_What is asked:_
Output the material word for word. Leave each picture out.

_Stored dataset items:_

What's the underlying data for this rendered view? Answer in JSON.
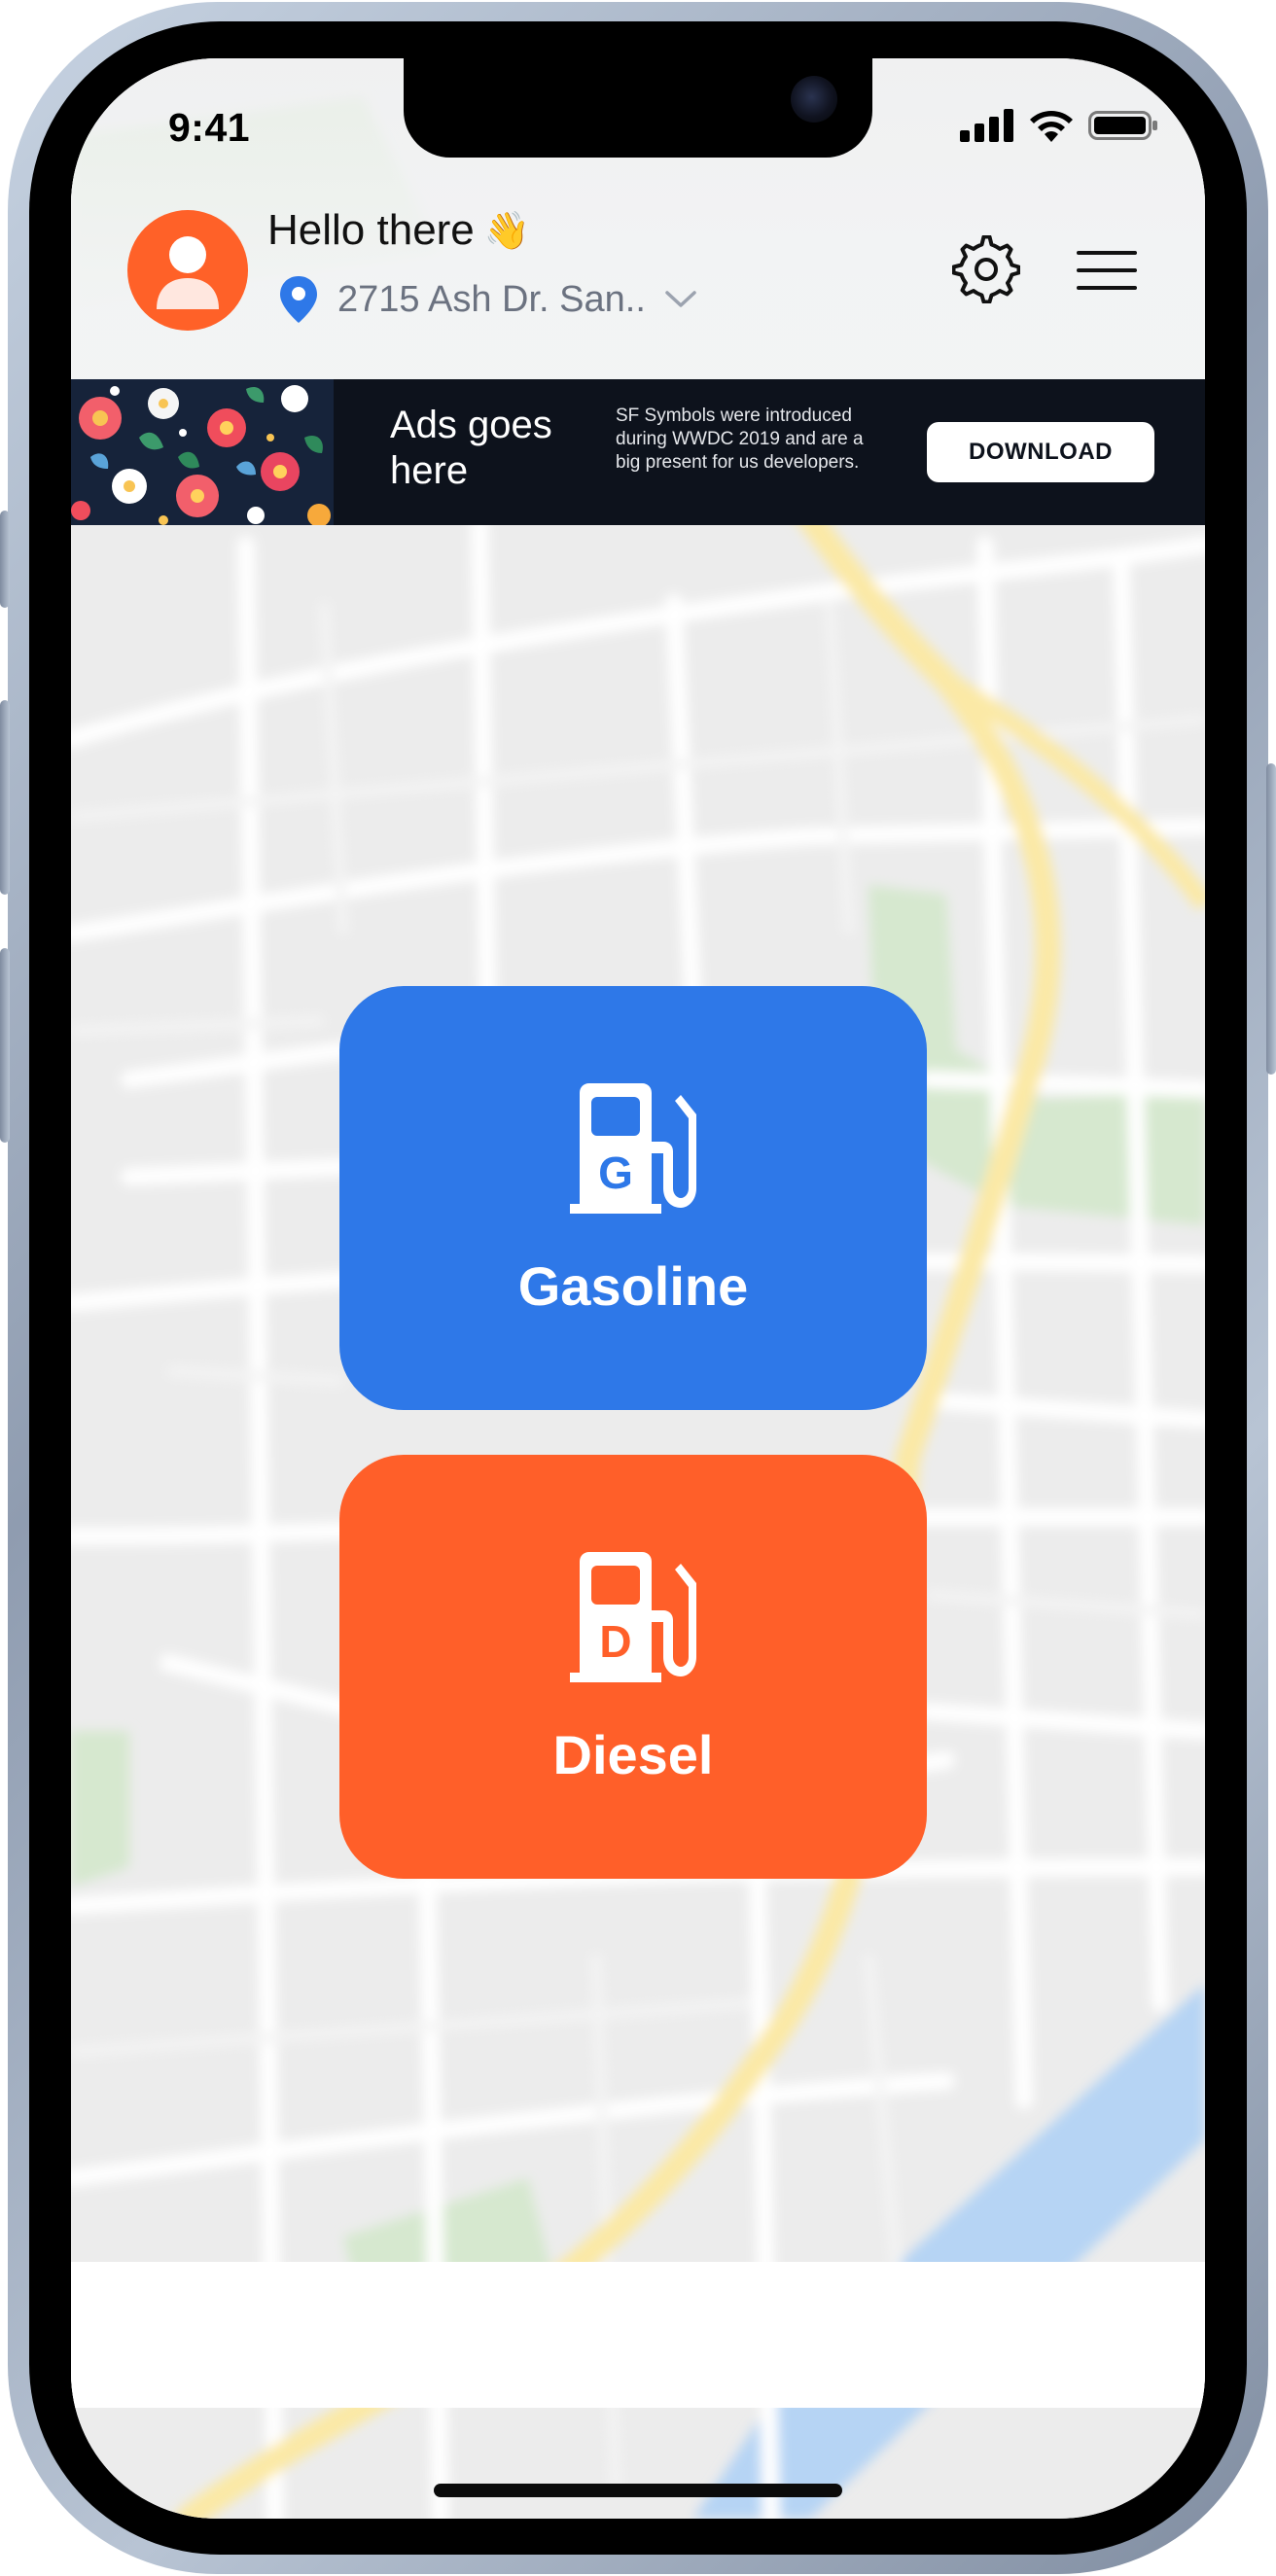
{
  "status_bar": {
    "time": "9:41",
    "icons": [
      "cellular-signal-icon",
      "wifi-icon",
      "battery-icon"
    ]
  },
  "header": {
    "greeting": "Hello there",
    "greeting_emoji": "👋",
    "location": "2715 Ash Dr. San..",
    "icons": [
      "avatar-icon",
      "location-pin-icon",
      "chevron-down-icon",
      "gear-icon",
      "hamburger-menu-icon"
    ]
  },
  "ad_banner": {
    "title": "Ads goes here",
    "description": "SF Symbols were introduced during WWDC 2019 and are a big present for us developers.",
    "button_label": "DOWNLOAD"
  },
  "fuel_options": [
    {
      "label": "Gasoline",
      "icon_letter": "G",
      "icon": "fuel-pump-icon",
      "color": "#2E78E8"
    },
    {
      "label": "Diesel",
      "icon_letter": "D",
      "icon": "fuel-pump-icon",
      "color": "#FF5F29"
    }
  ],
  "colors": {
    "accent_orange": "#FF6128",
    "accent_blue": "#2E78E8",
    "ad_background": "#0D121C"
  }
}
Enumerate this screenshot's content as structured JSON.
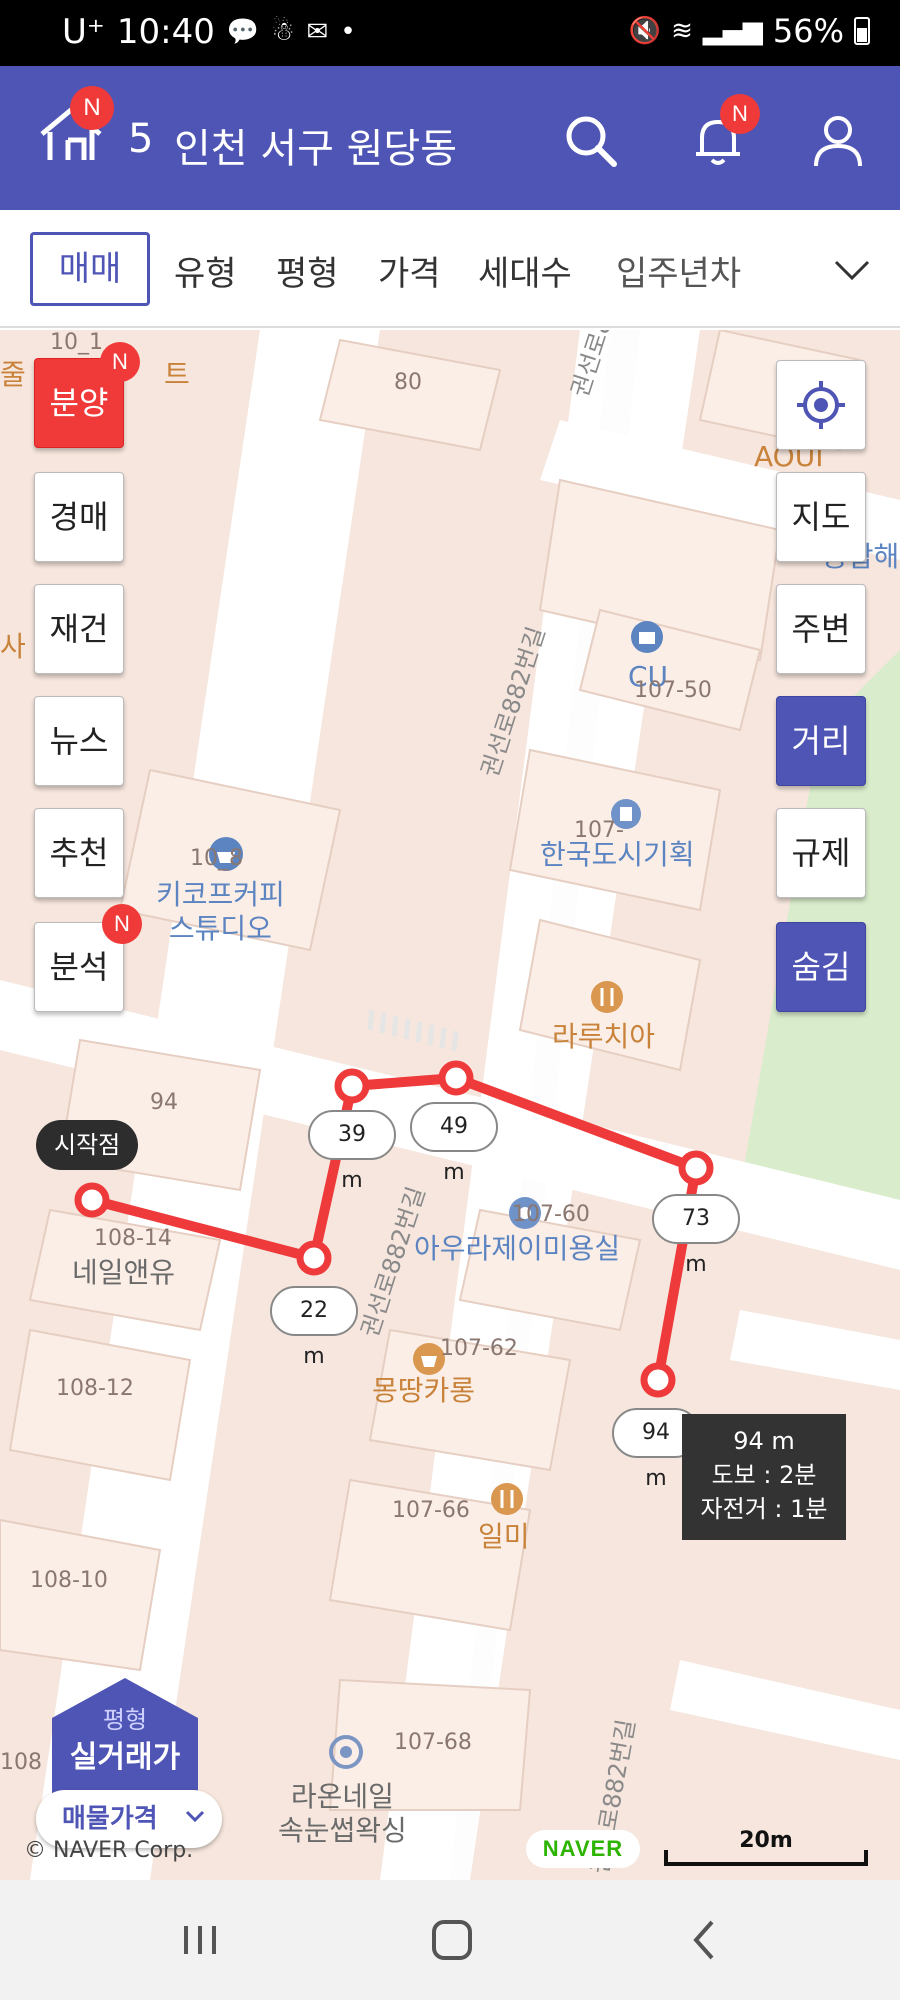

_Worked solution:_
What's the underlying data for this rendered view? Answer in JSON.
{
  "status_bar": {
    "time": "9:41",
    "icons": [
      "cellular-signal-icon",
      "wifi-icon",
      "battery-icon"
    ]
  },
  "header": {
    "greeting": "Hello there",
    "greeting_emoji": "👋",
    "location": "2715 Ash Dr. San..",
    "icons": [
      "avatar-icon",
      "location-pin-icon",
      "chevron-down-icon",
      "gear-icon",
      "hamburger-menu-icon"
    ]
  },
  "ad_banner": {
    "title": "Ads goes here",
    "description": "SF Symbols were introduced during WWDC 2019 and are a big present for us developers.",
    "button_label": "DOWNLOAD"
  },
  "fuel_options": [
    {
      "label": "Gasoline",
      "icon_letter": "G",
      "icon": "fuel-pump-icon",
      "color": "#2E78E8"
    },
    {
      "label": "Diesel",
      "icon_letter": "D",
      "icon": "fuel-pump-icon",
      "color": "#FF5F29"
    }
  ],
  "colors": {
    "accent_orange": "#FF6128",
    "accent_blue": "#2E78E8",
    "ad_background": "#0D121C"
  }
}
Enumerate this screenshot's content as structured JSON.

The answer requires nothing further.